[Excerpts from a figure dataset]
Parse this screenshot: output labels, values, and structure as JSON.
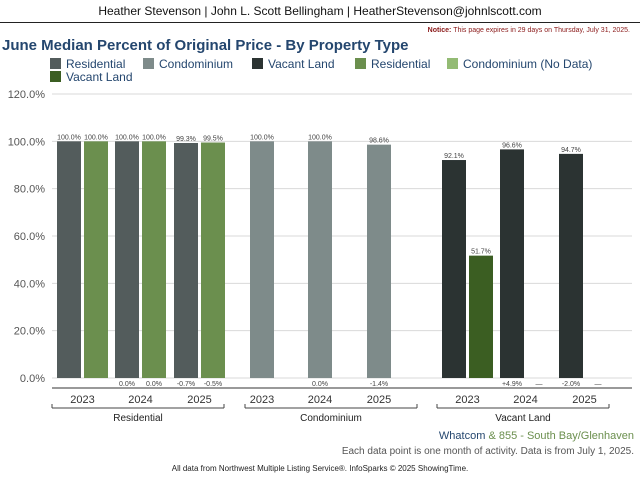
{
  "header": {
    "agents": "Heather Stevenson | John L. Scott Bellingham | HeatherStevenson@johnlscott.com"
  },
  "notice": {
    "label": "Notice:",
    "text": "This page expires in 29 days on Thursday, July 31, 2025."
  },
  "footer": {
    "region": "Whatcom",
    "ampersand": "&",
    "area": "855 - South Bay/Glenhaven",
    "data_note": "Each data point is one month of activity. Data is from July 1, 2025.",
    "source": "All data from Northwest Multiple Listing Service®. InfoSparks © 2025 ShowingTime."
  },
  "colors": {
    "residential_prior": "#535c5c",
    "residential_june": "#6b8f4e",
    "condominium": "#7e8b8a",
    "vacant_land_prior": "#2b3332",
    "vacant_land_june": "#3b5e22",
    "condo_nodata": "#93bb74",
    "title": "#24466e"
  },
  "chart_data": {
    "type": "bar",
    "title": "June Median Percent of Original Price - By Property Type",
    "ylim": [
      0,
      120
    ],
    "yticks": [
      "0.0%",
      "20.0%",
      "40.0%",
      "60.0%",
      "80.0%",
      "100.0%",
      "120.0%"
    ],
    "grid": true,
    "legend_position": "top",
    "legend": [
      {
        "label": "Residential",
        "color": "#535c5c"
      },
      {
        "label": "Condominium",
        "color": "#7e8b8a"
      },
      {
        "label": "Vacant Land",
        "color": "#2b3332"
      },
      {
        "label": "Residential",
        "color": "#6b8f4e"
      },
      {
        "label": "Condominium (No Data)",
        "color": "#93bb74"
      },
      {
        "label": "Vacant Land",
        "color": "#3b5e22"
      }
    ],
    "groups": [
      {
        "name": "Residential",
        "years": [
          {
            "year": "2023",
            "bars": [
              {
                "value": 100.0,
                "label": "100.0%",
                "color": "#535c5c"
              },
              {
                "value": 100.0,
                "label": "100.0%",
                "color": "#6b8f4e"
              }
            ],
            "changes": [
              "",
              ""
            ]
          },
          {
            "year": "2024",
            "bars": [
              {
                "value": 100.0,
                "label": "100.0%",
                "color": "#535c5c"
              },
              {
                "value": 100.0,
                "label": "100.0%",
                "color": "#6b8f4e"
              }
            ],
            "changes": [
              "0.0%",
              "0.0%"
            ]
          },
          {
            "year": "2025",
            "bars": [
              {
                "value": 99.3,
                "label": "99.3%",
                "color": "#535c5c"
              },
              {
                "value": 99.5,
                "label": "99.5%",
                "color": "#6b8f4e"
              }
            ],
            "changes": [
              "-0.7%",
              "-0.5%"
            ]
          }
        ]
      },
      {
        "name": "Condominium",
        "years": [
          {
            "year": "2023",
            "bars": [
              {
                "value": 100.0,
                "label": "100.0%",
                "color": "#7e8b8a"
              }
            ],
            "changes": [
              ""
            ]
          },
          {
            "year": "2024",
            "bars": [
              {
                "value": 100.0,
                "label": "100.0%",
                "color": "#7e8b8a"
              }
            ],
            "changes": [
              "0.0%"
            ]
          },
          {
            "year": "2025",
            "bars": [
              {
                "value": 98.6,
                "label": "98.6%",
                "color": "#7e8b8a"
              }
            ],
            "changes": [
              "-1.4%"
            ]
          }
        ]
      },
      {
        "name": "Vacant Land",
        "years": [
          {
            "year": "2023",
            "bars": [
              {
                "value": 92.1,
                "label": "92.1%",
                "color": "#2b3332"
              },
              {
                "value": 51.7,
                "label": "51.7%",
                "color": "#3b5e22"
              }
            ],
            "changes": [
              "",
              ""
            ]
          },
          {
            "year": "2024",
            "bars": [
              {
                "value": 96.6,
                "label": "96.6%",
                "color": "#2b3332"
              },
              {
                "value": null,
                "label": "",
                "color": "#3b5e22"
              }
            ],
            "changes": [
              "+4.9%",
              "—"
            ]
          },
          {
            "year": "2025",
            "bars": [
              {
                "value": 94.7,
                "label": "94.7%",
                "color": "#2b3332"
              },
              {
                "value": null,
                "label": "",
                "color": "#3b5e22"
              }
            ],
            "changes": [
              "-2.0%",
              "—"
            ]
          }
        ]
      }
    ]
  }
}
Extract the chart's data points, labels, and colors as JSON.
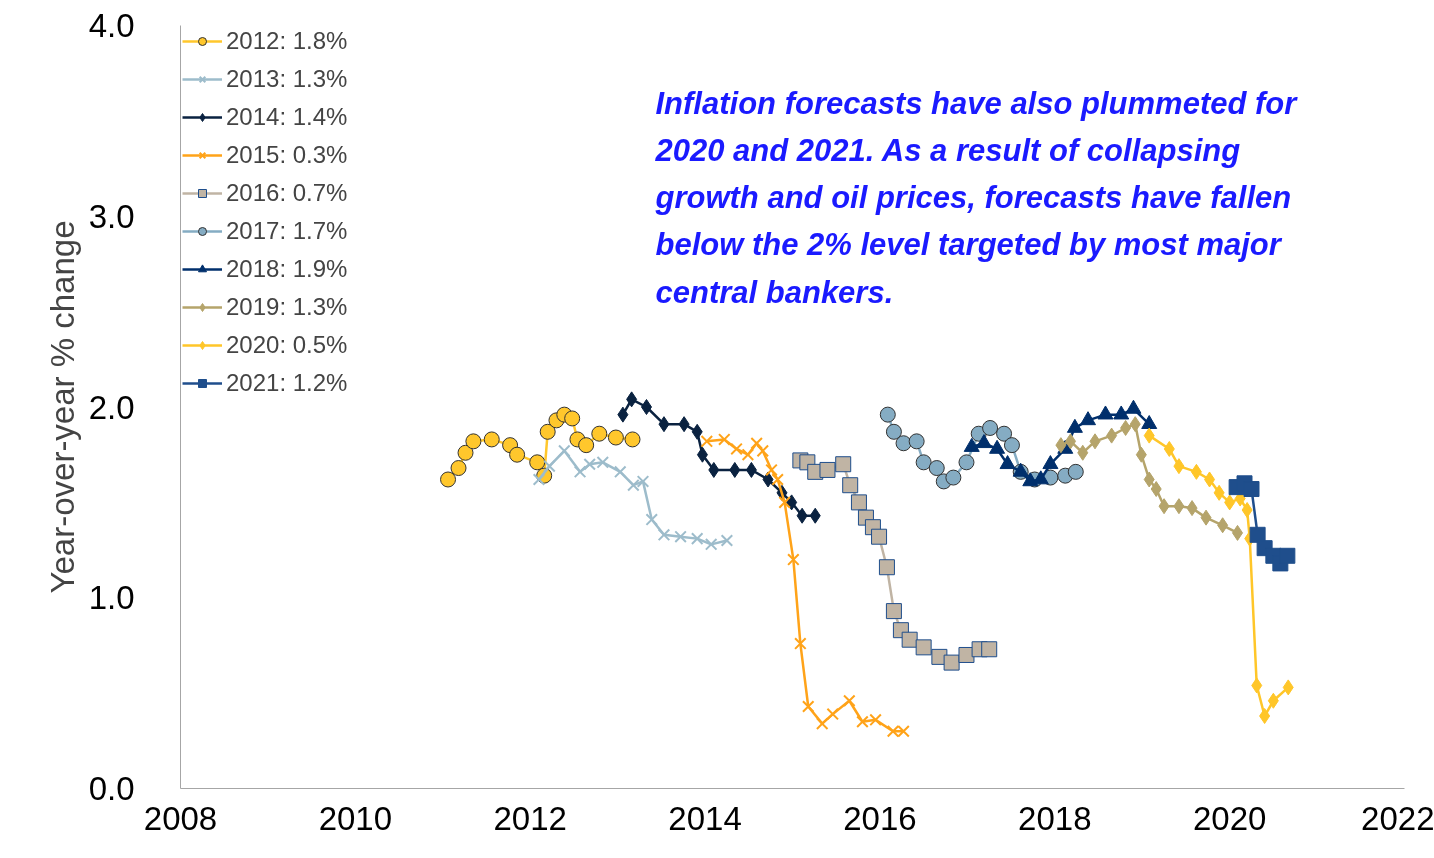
{
  "chart_data": {
    "type": "line",
    "ylabel": "Year-over-year % change",
    "annotations": [
      "Inflation forecasts have also plummeted for 2020 and 2021. As a result of collapsing growth and oil prices, forecasts have fallen below the 2% level targeted by most major central bankers."
    ],
    "xlim": [
      2008,
      2022
    ],
    "xticks": [
      2008,
      2010,
      2012,
      2014,
      2016,
      2018,
      2020,
      2022
    ],
    "ylim": [
      0,
      4
    ],
    "yticks": [
      {
        "value": 0,
        "label": "0.0"
      },
      {
        "value": 1,
        "label": "1.0"
      },
      {
        "value": 2,
        "label": "2.0"
      },
      {
        "value": 3,
        "label": "3.0"
      },
      {
        "value": 4,
        "label": "4.0"
      }
    ],
    "grid": false,
    "legend": "top left",
    "series": [
      {
        "name": "2012: 1.8%",
        "color": "#ffc72c",
        "marker": "circle",
        "x": [
          2011.06,
          2011.18,
          2011.26,
          2011.35,
          2011.56,
          2011.77,
          2011.85,
          2012.08,
          2012.16,
          2012.2,
          2012.3,
          2012.39,
          2012.48,
          2012.54,
          2012.64,
          2012.79,
          2012.98,
          2013.17
        ],
        "values": [
          1.62,
          1.68,
          1.76,
          1.82,
          1.83,
          1.8,
          1.75,
          1.71,
          1.64,
          1.87,
          1.93,
          1.96,
          1.94,
          1.83,
          1.8,
          1.86,
          1.84,
          1.83
        ]
      },
      {
        "name": "2013: 1.3%",
        "color": "#9dbccb",
        "marker": "cross",
        "x": [
          2012.1,
          2012.22,
          2012.39,
          2012.57,
          2012.68,
          2012.83,
          2013.03,
          2013.18,
          2013.29,
          2013.39,
          2013.53,
          2013.72,
          2013.91,
          2014.07,
          2014.25
        ],
        "values": [
          1.62,
          1.69,
          1.77,
          1.66,
          1.7,
          1.71,
          1.66,
          1.59,
          1.61,
          1.41,
          1.33,
          1.32,
          1.31,
          1.28,
          1.3
        ]
      },
      {
        "name": "2014: 1.4%",
        "color": "#0a2240",
        "marker": "diamond",
        "x": [
          2013.06,
          2013.16,
          2013.33,
          2013.53,
          2013.76,
          2013.91,
          2013.97,
          2014.1,
          2014.34,
          2014.53,
          2014.72,
          2014.88,
          2014.99,
          2015.11,
          2015.26
        ],
        "values": [
          1.96,
          2.04,
          2.0,
          1.91,
          1.91,
          1.87,
          1.75,
          1.67,
          1.67,
          1.67,
          1.62,
          1.55,
          1.5,
          1.43,
          1.43
        ]
      },
      {
        "name": "2015: 0.3%",
        "color": "#ffa319",
        "marker": "cross",
        "x": [
          2014.02,
          2014.22,
          2014.36,
          2014.49,
          2014.59,
          2014.66,
          2014.76,
          2014.83,
          2014.91,
          2015.01,
          2015.09,
          2015.18,
          2015.34,
          2015.46,
          2015.65,
          2015.8,
          2015.95,
          2016.15,
          2016.27
        ],
        "values": [
          1.82,
          1.83,
          1.78,
          1.75,
          1.81,
          1.77,
          1.67,
          1.62,
          1.5,
          1.2,
          0.76,
          0.43,
          0.34,
          0.39,
          0.46,
          0.35,
          0.36,
          0.3,
          0.3
        ]
      },
      {
        "name": "2016: 0.7%",
        "color": "#c0b4a4",
        "marker": "square",
        "x": [
          2015.09,
          2015.17,
          2015.26,
          2015.4,
          2015.58,
          2015.66,
          2015.76,
          2015.84,
          2015.92,
          2015.99,
          2016.08,
          2016.16,
          2016.24,
          2016.34,
          2016.5,
          2016.68,
          2016.82,
          2016.99,
          2017.14,
          2017.25
        ],
        "values": [
          1.72,
          1.71,
          1.66,
          1.67,
          1.7,
          1.59,
          1.5,
          1.42,
          1.37,
          1.32,
          1.16,
          0.93,
          0.83,
          0.78,
          0.74,
          0.69,
          0.66,
          0.7,
          0.73,
          0.73
        ]
      },
      {
        "name": "2017: 1.7%",
        "color": "#85acc3",
        "marker": "circle",
        "x": [
          2016.09,
          2016.16,
          2016.27,
          2016.42,
          2016.5,
          2016.65,
          2016.73,
          2016.84,
          2016.99,
          2017.13,
          2017.26,
          2017.42,
          2017.51,
          2017.61,
          2017.77,
          2017.95,
          2018.12,
          2018.24
        ],
        "values": [
          1.96,
          1.87,
          1.81,
          1.82,
          1.71,
          1.68,
          1.61,
          1.63,
          1.71,
          1.86,
          1.89,
          1.86,
          1.8,
          1.66,
          1.62,
          1.63,
          1.64,
          1.66
        ]
      },
      {
        "name": "2018: 1.9%",
        "color": "#002f6c",
        "marker": "triangle",
        "x": [
          2017.05,
          2017.19,
          2017.34,
          2017.46,
          2017.61,
          2017.72,
          2017.84,
          2017.95,
          2018.12,
          2018.23,
          2018.38,
          2018.58,
          2018.76,
          2018.9,
          2019.08
        ],
        "values": [
          1.79,
          1.81,
          1.78,
          1.7,
          1.66,
          1.61,
          1.62,
          1.7,
          1.78,
          1.89,
          1.93,
          1.96,
          1.96,
          1.99,
          1.91
        ]
      },
      {
        "name": "2019: 1.3%",
        "color": "#b5a46b",
        "marker": "diamond",
        "x": [
          2018.07,
          2018.18,
          2018.32,
          2018.46,
          2018.65,
          2018.81,
          2018.92,
          2018.99,
          2019.08,
          2019.16,
          2019.25,
          2019.42,
          2019.57,
          2019.73,
          2019.92,
          2020.09
        ],
        "values": [
          1.8,
          1.82,
          1.76,
          1.82,
          1.85,
          1.89,
          1.91,
          1.75,
          1.62,
          1.57,
          1.48,
          1.48,
          1.47,
          1.42,
          1.38,
          1.34
        ]
      },
      {
        "name": "2020: 0.5%",
        "color": "#ffc629",
        "marker": "diamond",
        "x": [
          2019.08,
          2019.31,
          2019.42,
          2019.62,
          2019.77,
          2019.88,
          2020.0,
          2020.12,
          2020.2,
          2020.23,
          2020.31,
          2020.4,
          2020.5,
          2020.67
        ],
        "values": [
          1.85,
          1.78,
          1.69,
          1.66,
          1.62,
          1.55,
          1.5,
          1.52,
          1.46,
          1.31,
          0.54,
          0.38,
          0.46,
          0.53
        ]
      },
      {
        "name": "2021: 1.2%",
        "color": "#1f4e8c",
        "marker": "square",
        "x": [
          2020.08,
          2020.17,
          2020.25,
          2020.32,
          2020.4,
          2020.5,
          2020.58,
          2020.66
        ],
        "values": [
          1.58,
          1.6,
          1.57,
          1.33,
          1.26,
          1.22,
          1.18,
          1.22
        ]
      }
    ]
  }
}
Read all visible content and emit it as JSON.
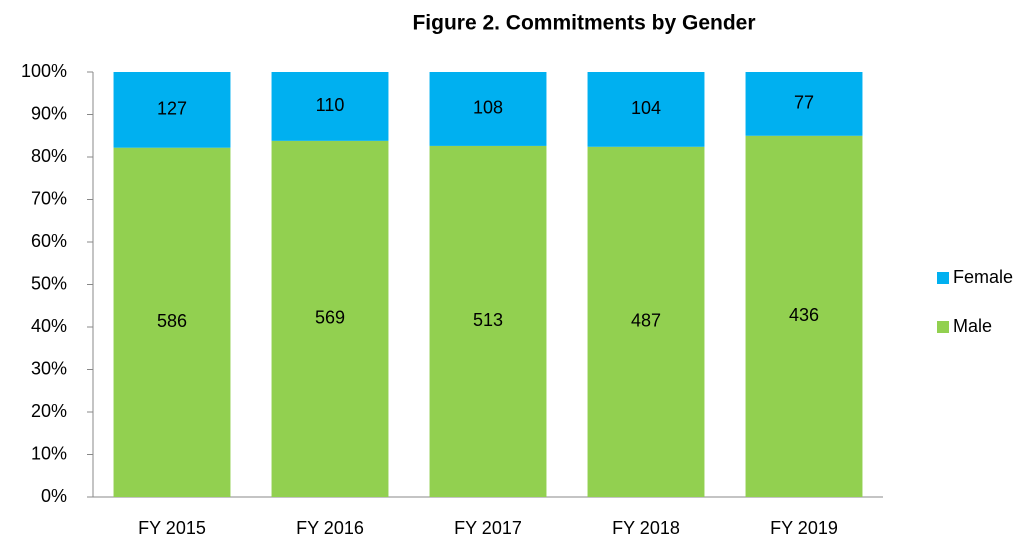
{
  "chart_data": {
    "type": "bar",
    "stacking": "percent",
    "title": "Figure 2. Commitments by Gender",
    "categories": [
      "FY 2015",
      "FY 2016",
      "FY 2017",
      "FY 2018",
      "FY 2019"
    ],
    "series": [
      {
        "name": "Male",
        "color": "#92d050",
        "values": [
          586,
          569,
          513,
          487,
          436
        ]
      },
      {
        "name": "Female",
        "color": "#00b0f0",
        "values": [
          127,
          110,
          108,
          104,
          77
        ]
      }
    ],
    "ylim": [
      0,
      100
    ],
    "yticks": [
      {
        "value": 0,
        "label": "0%"
      },
      {
        "value": 10,
        "label": "10%"
      },
      {
        "value": 20,
        "label": "20%"
      },
      {
        "value": 30,
        "label": "30%"
      },
      {
        "value": 40,
        "label": "40%"
      },
      {
        "value": 50,
        "label": "50%"
      },
      {
        "value": 60,
        "label": "60%"
      },
      {
        "value": 70,
        "label": "70%"
      },
      {
        "value": 80,
        "label": "80%"
      },
      {
        "value": 90,
        "label": "90%"
      },
      {
        "value": 100,
        "label": "100%"
      }
    ],
    "legend": "right"
  }
}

Brief: Extract every line containing the string "labels" from the data above.

The output:
Parse this screenshot: output labels, values, and structure as JSON.
Extract the chart's data points, labels, and colors as JSON.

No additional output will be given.